• Tasks to perform:
A: In the storage year review, what reason does IDC give for its forecast that sales of storage components will grow dramatically in the next two years?
B: In the storage year review, how much did IBM announce it would invest in its Linux initiatives in Europe?
C: Carry on the storage year review from its last sentence.

• Exercise passage:
Storage Area Networks or Network Attached Storage? The battle between the two technologies dominated the storage landscape this year. But what else hit the headlines? Pia Heikkila takes a trip back over the Year 2000...
By Pia Heikkila
Published: 19 December 2000 17:40 GMT
The year began with bullish forecasts from research house Frost & Sullivan. Its analysts predicted the European market for Storage Area Networks (SANs) would grow from $1.92bn last year to $64.11bn in 2006.
February was apparently good news for companies with extended storage requirements - especially the growing number of dot-coms. Hewlett-Packard (HP) launched a pay-as-you-go storage scheme based on its SureStore E Disk Array XP256 product which let companies install the unit with as much storage space as needed. No more having to buy large amounts of capacity and leave it unused, the company claimed.
March's highlights included Intel's announcement of Network Attached Storage (NAS) offerings for small businesses. Developed by the chip giant's networking business, the InBusiness Storage Station appliance came with hard drives of 30GB or 60GB, and was aimed at small businesses.
April saw another leading theme of the storage year, as silicon.com's guests argued over differing - and often incompatible - SAN strategies. Veritas reported first quarter revenues up 82 per cent, but speakers we interviewed at the company's annual user conference claimed vendor self-interest and competing industry bodies were hindering the adoption of SANs. The Storage Networking Industry Association (SNIA), the Fibre Channel Association and the FibreAlliance were all involved in the search for common ground.
May did not bring good news for European companies who, according to Callum Lavelle, VP of software specialist Highground, were wasting billions of pounds a year on unnecessary storage. Research by Highground showed that up to 45 per cent of data stored by businesses was duplicated, unused or spent on non mission-critical data like personal files.
IDC backed up Frost and Sullivan's bullish outlook on the storage market in June, releasing a report which predicted the worldwide storage system market will experience an 80 per cent increase in unit shipments to 2003. It added that sales of storage components will grow dramatically in the next two years - largely due to the rising demand for data storage for dot-com companies and the emergence of SANs.
July was good news for the open source community - IBM publicly increased its commitment towards open source software, announcing a $200m, four-year investment to ramp up its Linux initiatives in Europe. The funding was ploughed into development centres in France, Germany, Hungary, Poland and the UK to focus on the development of storage systems, middleware and Linux-ready servers.

Page layout parsing data:

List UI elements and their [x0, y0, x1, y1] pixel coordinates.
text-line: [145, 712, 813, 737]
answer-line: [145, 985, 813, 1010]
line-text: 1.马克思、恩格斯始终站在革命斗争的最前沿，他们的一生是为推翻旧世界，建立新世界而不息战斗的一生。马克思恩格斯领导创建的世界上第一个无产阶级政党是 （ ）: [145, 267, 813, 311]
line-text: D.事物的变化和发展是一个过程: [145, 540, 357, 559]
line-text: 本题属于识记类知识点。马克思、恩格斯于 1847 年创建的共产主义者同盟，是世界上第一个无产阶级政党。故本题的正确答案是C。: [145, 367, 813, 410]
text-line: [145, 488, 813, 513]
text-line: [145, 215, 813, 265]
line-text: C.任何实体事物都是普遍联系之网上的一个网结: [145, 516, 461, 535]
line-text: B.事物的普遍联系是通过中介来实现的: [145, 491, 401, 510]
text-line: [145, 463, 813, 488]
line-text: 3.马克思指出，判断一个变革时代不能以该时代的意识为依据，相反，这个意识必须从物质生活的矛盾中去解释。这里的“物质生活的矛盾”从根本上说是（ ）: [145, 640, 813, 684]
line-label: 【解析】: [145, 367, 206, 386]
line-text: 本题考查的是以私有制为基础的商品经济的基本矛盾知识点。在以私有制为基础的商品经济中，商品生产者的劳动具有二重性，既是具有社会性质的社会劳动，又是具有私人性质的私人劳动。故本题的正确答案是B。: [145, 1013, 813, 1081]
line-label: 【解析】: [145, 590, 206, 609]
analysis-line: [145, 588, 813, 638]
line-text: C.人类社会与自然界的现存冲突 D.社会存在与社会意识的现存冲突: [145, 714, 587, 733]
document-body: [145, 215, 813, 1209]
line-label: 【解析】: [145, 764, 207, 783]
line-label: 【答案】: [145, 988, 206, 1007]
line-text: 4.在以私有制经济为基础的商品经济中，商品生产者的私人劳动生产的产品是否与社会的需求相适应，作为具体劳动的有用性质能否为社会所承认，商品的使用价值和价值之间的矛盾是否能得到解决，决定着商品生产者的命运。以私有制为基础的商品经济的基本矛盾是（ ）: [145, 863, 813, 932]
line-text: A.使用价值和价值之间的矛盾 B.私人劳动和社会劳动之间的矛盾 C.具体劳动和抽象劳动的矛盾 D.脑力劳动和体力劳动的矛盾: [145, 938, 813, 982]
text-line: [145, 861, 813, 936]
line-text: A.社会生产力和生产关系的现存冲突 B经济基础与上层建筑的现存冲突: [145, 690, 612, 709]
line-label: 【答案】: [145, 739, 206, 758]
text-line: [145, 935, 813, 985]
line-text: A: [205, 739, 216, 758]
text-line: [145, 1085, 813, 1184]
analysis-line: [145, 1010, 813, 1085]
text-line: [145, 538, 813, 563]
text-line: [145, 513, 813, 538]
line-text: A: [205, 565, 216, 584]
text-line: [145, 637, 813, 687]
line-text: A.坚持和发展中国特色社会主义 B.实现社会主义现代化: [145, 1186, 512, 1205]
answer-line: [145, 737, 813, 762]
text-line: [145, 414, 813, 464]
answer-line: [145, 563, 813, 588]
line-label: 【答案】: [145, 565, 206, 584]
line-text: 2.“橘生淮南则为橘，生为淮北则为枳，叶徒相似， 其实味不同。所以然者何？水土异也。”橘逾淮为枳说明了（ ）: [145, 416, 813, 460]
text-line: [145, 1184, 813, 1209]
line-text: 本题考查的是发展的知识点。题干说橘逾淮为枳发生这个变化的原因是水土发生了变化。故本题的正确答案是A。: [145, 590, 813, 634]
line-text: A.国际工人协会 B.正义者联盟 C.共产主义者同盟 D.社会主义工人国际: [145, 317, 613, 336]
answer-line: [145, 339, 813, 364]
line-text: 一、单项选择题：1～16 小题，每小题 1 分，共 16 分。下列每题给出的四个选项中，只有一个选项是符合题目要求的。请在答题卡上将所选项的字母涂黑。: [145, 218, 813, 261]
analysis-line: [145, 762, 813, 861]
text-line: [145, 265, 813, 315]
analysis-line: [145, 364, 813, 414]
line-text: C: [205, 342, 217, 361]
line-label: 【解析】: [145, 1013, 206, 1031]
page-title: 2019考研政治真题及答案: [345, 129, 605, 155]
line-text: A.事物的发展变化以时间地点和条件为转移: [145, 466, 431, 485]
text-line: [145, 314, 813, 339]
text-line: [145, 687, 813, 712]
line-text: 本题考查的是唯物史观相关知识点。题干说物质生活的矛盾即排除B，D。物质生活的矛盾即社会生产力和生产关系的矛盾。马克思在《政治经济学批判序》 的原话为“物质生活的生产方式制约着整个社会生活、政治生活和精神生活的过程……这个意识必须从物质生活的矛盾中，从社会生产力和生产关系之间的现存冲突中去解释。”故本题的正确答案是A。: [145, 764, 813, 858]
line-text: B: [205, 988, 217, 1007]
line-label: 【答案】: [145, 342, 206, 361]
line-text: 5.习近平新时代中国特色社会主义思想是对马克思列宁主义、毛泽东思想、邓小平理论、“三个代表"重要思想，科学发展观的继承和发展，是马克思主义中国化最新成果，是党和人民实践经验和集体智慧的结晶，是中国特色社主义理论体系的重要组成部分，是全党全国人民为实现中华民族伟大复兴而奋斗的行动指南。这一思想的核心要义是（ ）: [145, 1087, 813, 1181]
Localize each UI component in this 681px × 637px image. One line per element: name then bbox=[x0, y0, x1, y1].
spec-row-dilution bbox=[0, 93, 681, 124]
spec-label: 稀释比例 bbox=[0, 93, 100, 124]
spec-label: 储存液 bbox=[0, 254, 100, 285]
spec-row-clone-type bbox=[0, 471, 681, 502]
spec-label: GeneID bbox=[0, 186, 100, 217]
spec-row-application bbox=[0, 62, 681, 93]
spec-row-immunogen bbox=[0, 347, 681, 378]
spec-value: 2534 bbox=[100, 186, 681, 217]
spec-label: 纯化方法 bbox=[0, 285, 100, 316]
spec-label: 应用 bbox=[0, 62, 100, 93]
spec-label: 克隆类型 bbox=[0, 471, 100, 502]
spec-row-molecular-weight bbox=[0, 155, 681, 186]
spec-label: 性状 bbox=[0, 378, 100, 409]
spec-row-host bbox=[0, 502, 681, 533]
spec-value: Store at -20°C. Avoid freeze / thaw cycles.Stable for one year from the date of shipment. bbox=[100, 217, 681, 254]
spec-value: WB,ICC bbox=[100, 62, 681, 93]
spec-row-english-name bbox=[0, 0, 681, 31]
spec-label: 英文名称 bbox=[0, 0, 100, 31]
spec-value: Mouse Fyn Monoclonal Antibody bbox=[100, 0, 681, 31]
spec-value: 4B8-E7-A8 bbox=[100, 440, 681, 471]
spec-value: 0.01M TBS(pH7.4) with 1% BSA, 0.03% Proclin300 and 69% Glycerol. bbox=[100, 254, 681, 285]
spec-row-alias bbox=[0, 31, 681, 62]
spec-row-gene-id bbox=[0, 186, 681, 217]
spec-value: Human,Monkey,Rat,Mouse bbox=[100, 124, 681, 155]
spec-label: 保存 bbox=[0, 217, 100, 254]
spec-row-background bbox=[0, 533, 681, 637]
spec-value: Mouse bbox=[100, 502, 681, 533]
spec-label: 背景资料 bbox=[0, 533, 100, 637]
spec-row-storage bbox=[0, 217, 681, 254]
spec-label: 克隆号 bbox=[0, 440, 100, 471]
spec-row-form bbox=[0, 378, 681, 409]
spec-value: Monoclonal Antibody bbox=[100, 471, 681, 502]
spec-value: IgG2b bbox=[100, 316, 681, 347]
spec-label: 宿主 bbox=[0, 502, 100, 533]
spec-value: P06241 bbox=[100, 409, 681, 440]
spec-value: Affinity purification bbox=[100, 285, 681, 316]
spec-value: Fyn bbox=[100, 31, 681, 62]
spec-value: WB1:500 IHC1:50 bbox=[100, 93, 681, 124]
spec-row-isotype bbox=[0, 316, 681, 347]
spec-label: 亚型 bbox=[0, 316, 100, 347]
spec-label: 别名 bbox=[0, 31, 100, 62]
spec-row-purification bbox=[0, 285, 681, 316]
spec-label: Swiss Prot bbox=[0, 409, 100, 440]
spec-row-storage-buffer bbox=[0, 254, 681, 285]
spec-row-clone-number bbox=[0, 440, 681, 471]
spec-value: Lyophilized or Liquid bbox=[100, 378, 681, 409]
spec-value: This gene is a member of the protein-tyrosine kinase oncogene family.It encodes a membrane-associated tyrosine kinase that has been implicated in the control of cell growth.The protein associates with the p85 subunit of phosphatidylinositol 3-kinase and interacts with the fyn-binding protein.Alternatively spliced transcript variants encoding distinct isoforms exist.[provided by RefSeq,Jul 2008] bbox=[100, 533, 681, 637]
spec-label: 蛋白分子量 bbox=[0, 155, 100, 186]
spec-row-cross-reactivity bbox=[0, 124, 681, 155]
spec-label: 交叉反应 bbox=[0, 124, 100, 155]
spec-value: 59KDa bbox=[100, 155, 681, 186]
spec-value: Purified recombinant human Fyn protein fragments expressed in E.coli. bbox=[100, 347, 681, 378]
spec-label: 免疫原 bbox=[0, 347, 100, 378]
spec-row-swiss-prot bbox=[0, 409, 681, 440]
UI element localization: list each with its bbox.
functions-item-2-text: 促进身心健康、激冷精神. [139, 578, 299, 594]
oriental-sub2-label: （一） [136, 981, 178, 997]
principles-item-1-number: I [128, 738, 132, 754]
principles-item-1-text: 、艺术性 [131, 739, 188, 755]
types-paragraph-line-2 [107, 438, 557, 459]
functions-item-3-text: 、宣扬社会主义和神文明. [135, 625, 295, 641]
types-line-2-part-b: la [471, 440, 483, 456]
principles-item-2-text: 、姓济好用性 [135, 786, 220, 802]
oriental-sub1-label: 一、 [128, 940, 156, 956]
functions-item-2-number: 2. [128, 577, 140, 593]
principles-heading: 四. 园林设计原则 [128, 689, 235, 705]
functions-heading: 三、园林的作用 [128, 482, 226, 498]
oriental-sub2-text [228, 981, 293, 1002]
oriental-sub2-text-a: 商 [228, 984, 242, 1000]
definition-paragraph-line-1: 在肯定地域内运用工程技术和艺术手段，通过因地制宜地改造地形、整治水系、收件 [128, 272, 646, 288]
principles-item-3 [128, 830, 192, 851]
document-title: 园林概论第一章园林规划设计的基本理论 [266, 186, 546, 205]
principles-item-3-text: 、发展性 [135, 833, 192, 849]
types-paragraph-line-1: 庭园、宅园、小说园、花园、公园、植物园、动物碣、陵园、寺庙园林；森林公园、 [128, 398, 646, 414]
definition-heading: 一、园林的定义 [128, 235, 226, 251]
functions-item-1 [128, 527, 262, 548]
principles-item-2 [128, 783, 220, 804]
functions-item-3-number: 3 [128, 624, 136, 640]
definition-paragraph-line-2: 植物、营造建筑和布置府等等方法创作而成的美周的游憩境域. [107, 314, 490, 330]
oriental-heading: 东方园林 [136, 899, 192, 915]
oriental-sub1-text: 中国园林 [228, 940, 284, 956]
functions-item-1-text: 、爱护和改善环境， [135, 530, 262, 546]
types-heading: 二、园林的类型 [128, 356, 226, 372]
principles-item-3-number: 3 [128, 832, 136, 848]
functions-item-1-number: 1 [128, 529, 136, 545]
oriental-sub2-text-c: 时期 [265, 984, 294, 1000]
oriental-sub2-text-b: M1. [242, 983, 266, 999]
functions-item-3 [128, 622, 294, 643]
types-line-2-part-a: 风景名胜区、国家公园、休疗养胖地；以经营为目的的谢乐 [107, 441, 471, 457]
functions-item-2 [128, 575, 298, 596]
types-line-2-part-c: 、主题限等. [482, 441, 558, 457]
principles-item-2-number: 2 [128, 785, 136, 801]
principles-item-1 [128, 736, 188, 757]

• Task-by-task outputs:
A: IDC attributed the expected growth largely to rising demand for data storage from dot-com companies and to the emergence of SANs.

B: IBM announced a $200m investment over four years.

C:
The open source storage saga continued in August when Sun extended its Linux support with a fault-tolerant Linux failover option for its high end, enterprise StorEdge T3 storage array developed in partnership with Linuxcare. The announcement built on the company's promise in June at the launch of the T3 (then named 'Purple') to provide support for Linux.
New storage products grabbed the headlines in September - Dell unveiled its latest storage hardware products prompted by rapid growth of the internet and demand for increased storage area from the dot-com sector. The company has added to its range a network attached storage server, PowerVault 705N, and PowerVault 530F.
In October, big was the word, as far as the disk drive goes - US storage specialist Maxtor bought Quantum's Hard Disk Drive (HDD) Group in a deal valued at $2.3bn. Maxtor itself claimed the all stock deal will create the world's leading disk drive company, shipping more than 50 million disk drives annually for PC, Intel-based servers and consumer electronics applications.
Size continued to matter in November when Storage giant EMC swallowed an US company Crosstor for $300m in stock. The privately owned company from Massachusetts develops firmware for manufacturers of NAS products - storage systems on a network, which, like a server, can be directly addressed.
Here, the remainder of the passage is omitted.